### Given task
Scan the material that follows. Copy every line containing the word "name".

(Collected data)
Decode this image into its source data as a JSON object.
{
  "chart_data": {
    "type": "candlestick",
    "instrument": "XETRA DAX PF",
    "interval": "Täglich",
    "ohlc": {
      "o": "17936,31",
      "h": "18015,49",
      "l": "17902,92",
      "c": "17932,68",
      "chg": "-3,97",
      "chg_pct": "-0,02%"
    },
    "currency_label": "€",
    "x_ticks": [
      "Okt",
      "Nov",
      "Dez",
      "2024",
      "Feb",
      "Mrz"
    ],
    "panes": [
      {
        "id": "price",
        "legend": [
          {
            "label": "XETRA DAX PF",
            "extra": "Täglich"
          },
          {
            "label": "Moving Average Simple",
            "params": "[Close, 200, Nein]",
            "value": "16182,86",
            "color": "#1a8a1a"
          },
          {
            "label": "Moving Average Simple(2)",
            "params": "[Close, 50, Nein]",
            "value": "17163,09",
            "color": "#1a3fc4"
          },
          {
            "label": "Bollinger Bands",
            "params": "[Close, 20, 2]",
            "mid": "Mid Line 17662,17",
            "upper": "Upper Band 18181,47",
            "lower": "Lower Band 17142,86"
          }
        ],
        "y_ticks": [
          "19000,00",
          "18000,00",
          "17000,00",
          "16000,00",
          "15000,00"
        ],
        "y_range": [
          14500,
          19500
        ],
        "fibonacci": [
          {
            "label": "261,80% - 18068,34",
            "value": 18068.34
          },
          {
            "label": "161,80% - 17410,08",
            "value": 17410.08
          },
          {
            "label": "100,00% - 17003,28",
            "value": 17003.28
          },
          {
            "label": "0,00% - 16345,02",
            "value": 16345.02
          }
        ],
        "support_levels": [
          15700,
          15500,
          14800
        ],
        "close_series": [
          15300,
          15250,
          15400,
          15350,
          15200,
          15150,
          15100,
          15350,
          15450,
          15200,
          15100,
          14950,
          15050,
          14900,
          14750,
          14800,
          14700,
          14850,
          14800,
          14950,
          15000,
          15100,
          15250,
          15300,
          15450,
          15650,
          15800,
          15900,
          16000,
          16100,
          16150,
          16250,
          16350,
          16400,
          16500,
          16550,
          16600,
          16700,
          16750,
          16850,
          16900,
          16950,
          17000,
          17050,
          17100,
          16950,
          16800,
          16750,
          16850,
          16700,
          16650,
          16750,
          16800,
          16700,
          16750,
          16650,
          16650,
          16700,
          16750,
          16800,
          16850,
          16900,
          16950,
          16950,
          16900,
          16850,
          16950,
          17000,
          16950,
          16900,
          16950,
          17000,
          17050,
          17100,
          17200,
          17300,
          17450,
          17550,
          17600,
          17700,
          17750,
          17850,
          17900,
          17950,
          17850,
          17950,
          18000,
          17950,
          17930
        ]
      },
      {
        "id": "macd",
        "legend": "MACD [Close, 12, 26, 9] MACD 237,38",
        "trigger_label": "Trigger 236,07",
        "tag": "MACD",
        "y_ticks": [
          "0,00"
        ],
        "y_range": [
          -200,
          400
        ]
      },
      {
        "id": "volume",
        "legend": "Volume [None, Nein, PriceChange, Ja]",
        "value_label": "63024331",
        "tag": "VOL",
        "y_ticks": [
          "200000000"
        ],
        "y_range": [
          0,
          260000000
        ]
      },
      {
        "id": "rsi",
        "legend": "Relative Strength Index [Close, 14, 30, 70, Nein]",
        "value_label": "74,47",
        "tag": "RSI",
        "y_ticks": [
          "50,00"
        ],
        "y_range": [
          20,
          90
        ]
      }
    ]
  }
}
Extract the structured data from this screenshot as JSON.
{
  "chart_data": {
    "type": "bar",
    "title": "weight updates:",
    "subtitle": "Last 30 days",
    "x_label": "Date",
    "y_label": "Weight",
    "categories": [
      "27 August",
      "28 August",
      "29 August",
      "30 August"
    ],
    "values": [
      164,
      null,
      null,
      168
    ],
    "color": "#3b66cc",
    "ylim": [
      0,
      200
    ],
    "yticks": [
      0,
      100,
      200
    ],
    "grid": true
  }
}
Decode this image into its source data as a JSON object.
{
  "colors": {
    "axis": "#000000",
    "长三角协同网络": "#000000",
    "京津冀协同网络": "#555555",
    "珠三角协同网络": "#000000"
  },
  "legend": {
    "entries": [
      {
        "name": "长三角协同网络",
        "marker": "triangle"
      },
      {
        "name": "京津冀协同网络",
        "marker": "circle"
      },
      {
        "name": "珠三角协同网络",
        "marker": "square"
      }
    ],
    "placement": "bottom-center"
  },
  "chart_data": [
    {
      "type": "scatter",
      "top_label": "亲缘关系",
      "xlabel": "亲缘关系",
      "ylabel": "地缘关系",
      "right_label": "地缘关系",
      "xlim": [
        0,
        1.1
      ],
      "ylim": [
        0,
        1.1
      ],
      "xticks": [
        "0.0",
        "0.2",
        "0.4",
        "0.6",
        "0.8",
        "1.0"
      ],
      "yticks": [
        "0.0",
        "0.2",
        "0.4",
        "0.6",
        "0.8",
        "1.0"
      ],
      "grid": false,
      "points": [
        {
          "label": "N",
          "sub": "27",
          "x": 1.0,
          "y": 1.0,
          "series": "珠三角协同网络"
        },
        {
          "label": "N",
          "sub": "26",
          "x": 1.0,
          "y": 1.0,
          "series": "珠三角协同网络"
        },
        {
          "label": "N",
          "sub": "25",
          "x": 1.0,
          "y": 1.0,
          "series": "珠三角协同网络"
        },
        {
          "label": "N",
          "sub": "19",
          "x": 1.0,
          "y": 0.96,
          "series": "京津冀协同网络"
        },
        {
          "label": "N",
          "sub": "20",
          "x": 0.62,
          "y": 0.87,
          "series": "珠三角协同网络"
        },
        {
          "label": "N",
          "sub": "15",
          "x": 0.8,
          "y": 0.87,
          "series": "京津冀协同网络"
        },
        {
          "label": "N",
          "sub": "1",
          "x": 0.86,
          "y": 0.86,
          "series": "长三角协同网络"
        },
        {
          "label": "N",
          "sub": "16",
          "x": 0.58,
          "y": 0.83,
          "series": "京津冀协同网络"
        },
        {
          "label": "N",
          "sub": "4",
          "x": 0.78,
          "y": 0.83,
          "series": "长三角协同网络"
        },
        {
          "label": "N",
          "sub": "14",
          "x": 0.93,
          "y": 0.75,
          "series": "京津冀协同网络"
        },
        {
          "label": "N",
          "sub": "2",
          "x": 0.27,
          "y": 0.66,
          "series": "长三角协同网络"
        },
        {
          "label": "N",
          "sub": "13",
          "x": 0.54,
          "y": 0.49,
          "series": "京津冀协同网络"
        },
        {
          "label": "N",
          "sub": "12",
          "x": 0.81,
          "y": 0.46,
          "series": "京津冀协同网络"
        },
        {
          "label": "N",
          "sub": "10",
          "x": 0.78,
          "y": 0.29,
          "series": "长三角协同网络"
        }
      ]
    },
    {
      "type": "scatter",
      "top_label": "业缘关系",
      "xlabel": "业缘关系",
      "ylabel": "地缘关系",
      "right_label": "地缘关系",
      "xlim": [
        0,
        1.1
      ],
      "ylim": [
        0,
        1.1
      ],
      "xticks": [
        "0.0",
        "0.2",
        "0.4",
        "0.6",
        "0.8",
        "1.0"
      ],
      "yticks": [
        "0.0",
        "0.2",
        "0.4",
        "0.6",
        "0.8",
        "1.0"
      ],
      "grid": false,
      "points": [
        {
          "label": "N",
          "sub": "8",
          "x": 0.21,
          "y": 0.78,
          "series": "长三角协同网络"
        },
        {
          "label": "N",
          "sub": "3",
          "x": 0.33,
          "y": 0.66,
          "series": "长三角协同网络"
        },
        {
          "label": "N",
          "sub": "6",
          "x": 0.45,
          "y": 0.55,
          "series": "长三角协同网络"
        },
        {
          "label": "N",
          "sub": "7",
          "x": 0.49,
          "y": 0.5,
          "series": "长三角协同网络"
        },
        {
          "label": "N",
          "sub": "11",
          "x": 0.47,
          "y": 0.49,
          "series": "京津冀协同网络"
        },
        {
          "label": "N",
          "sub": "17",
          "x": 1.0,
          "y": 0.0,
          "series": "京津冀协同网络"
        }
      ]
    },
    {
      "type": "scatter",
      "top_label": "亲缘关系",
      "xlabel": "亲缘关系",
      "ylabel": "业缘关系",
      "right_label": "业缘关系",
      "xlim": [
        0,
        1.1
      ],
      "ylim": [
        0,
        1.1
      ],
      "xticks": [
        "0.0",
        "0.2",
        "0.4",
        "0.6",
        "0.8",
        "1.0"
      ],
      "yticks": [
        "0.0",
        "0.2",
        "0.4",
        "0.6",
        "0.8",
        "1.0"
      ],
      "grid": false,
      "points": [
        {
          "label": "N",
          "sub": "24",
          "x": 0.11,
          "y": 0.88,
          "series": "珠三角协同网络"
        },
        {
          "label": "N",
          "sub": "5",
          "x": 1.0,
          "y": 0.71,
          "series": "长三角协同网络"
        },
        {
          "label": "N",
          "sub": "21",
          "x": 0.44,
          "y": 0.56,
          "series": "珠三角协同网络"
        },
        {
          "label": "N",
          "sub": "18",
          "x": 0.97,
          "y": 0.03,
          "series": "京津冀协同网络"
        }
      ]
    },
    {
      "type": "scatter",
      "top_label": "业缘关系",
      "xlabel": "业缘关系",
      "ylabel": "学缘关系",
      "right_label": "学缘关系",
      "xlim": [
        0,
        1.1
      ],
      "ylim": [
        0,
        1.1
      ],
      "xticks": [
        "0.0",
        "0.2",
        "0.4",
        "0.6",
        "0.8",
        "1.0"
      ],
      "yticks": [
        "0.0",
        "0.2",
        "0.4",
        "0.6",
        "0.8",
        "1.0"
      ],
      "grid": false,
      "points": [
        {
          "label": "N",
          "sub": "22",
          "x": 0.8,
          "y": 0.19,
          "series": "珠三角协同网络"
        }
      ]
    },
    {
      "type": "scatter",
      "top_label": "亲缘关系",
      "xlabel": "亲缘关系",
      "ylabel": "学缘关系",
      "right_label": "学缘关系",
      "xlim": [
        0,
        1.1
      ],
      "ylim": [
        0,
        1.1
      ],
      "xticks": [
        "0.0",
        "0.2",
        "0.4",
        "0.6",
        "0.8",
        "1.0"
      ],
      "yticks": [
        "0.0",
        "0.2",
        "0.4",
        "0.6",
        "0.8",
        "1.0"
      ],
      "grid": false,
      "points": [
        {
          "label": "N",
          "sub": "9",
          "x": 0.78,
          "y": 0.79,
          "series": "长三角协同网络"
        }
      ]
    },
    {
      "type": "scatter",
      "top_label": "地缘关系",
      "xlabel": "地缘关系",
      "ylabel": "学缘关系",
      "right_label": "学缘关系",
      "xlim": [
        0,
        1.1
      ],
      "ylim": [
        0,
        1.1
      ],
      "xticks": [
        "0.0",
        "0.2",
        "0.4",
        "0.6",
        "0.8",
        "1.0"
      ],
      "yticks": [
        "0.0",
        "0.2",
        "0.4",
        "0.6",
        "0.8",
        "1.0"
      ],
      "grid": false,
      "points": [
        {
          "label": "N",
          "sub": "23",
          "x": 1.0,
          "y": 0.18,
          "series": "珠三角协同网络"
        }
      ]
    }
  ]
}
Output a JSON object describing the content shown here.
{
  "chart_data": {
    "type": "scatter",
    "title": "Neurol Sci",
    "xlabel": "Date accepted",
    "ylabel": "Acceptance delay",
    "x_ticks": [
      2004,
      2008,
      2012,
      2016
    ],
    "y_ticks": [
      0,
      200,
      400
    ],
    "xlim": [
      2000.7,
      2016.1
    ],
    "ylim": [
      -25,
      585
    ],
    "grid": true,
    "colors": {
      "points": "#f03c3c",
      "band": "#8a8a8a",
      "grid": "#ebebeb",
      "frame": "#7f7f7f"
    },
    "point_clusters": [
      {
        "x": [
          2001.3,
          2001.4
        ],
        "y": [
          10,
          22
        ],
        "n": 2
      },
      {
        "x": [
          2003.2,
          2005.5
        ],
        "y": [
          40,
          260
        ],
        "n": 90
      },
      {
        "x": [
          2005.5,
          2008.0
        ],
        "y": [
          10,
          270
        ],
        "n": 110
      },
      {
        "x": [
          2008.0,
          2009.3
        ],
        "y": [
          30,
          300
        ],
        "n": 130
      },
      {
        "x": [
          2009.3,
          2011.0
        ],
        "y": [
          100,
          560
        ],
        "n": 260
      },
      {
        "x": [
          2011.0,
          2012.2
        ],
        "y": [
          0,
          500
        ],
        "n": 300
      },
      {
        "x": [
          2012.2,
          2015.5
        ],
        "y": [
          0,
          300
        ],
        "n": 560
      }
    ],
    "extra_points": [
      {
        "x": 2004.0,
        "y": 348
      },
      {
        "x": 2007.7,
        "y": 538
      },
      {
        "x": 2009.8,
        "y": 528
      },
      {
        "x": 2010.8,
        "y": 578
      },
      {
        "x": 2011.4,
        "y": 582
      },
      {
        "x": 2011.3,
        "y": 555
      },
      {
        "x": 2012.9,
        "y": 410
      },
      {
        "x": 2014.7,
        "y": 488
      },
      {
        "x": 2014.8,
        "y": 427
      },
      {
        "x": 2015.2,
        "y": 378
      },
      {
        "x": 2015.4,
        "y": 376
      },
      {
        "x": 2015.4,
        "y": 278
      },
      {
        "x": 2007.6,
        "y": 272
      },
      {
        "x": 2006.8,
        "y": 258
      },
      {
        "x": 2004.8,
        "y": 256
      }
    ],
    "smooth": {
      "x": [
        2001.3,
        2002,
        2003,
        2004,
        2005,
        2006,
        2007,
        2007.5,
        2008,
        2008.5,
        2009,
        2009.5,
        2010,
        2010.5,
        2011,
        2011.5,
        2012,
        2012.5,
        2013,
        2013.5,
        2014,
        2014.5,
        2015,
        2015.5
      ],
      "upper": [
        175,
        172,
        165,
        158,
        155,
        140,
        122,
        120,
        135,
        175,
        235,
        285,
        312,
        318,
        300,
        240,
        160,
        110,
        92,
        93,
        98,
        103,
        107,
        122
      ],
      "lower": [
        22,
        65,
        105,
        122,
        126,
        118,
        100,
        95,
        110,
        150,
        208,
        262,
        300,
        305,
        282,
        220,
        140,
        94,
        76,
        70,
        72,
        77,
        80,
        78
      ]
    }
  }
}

### The solution
        "name": "长三角协同网络",
        "name": "京津冀协同网络",
        "name": "珠三角协同网络",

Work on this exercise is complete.